(REQUIREMENTS) Report how many lines hold the string "gaap". Give the number and nothing else.

Collection entries:

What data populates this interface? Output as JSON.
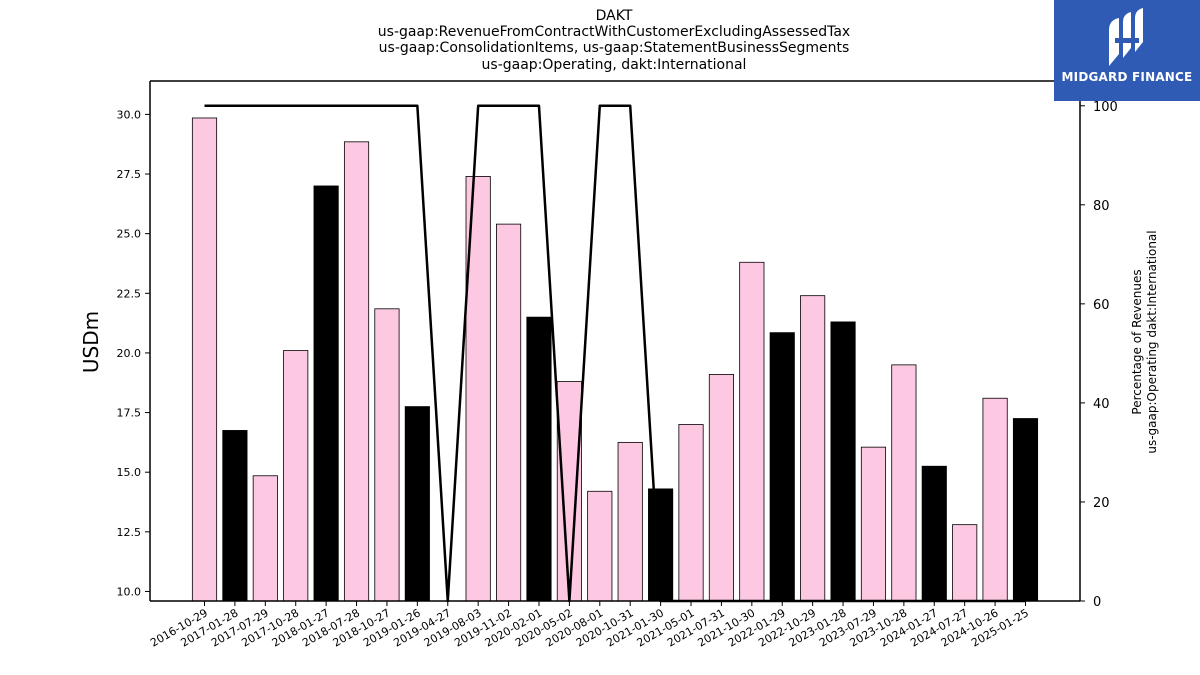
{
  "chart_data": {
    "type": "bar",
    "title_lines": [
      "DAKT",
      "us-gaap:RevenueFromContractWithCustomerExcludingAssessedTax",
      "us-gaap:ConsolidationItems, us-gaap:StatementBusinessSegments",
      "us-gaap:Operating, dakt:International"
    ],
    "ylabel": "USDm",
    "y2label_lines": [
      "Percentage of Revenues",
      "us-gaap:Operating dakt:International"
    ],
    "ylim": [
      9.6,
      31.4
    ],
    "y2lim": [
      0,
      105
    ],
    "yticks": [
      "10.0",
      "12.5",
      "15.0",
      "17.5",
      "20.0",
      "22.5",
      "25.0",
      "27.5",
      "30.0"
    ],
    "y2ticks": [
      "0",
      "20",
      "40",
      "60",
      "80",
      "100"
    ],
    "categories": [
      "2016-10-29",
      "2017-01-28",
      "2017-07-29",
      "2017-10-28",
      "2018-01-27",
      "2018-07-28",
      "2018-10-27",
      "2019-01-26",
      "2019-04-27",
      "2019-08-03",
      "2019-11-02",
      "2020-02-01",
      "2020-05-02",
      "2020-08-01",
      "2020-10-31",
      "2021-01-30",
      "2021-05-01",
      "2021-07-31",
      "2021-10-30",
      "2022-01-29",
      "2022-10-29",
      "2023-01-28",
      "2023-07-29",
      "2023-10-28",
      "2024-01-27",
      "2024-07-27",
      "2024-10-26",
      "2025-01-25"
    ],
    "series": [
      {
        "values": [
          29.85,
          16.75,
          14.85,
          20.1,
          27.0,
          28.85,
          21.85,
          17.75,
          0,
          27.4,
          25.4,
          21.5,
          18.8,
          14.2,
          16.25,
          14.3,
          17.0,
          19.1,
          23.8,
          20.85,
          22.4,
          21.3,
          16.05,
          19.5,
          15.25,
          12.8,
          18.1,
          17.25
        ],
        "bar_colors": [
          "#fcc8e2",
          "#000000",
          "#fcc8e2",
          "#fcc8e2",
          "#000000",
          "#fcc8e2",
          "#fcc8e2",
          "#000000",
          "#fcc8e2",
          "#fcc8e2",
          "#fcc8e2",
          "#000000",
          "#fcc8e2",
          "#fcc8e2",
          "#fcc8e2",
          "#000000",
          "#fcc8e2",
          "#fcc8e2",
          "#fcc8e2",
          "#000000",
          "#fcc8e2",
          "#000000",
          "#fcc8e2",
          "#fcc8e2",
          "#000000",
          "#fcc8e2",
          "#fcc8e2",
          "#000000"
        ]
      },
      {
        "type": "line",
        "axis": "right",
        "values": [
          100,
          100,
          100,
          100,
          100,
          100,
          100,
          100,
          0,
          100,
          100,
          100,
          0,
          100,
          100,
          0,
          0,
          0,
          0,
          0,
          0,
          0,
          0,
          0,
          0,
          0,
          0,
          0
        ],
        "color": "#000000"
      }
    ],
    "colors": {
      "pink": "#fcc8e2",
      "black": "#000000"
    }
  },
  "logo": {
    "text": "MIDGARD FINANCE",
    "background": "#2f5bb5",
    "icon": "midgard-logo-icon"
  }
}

(PROBLEM SOLUTION) 4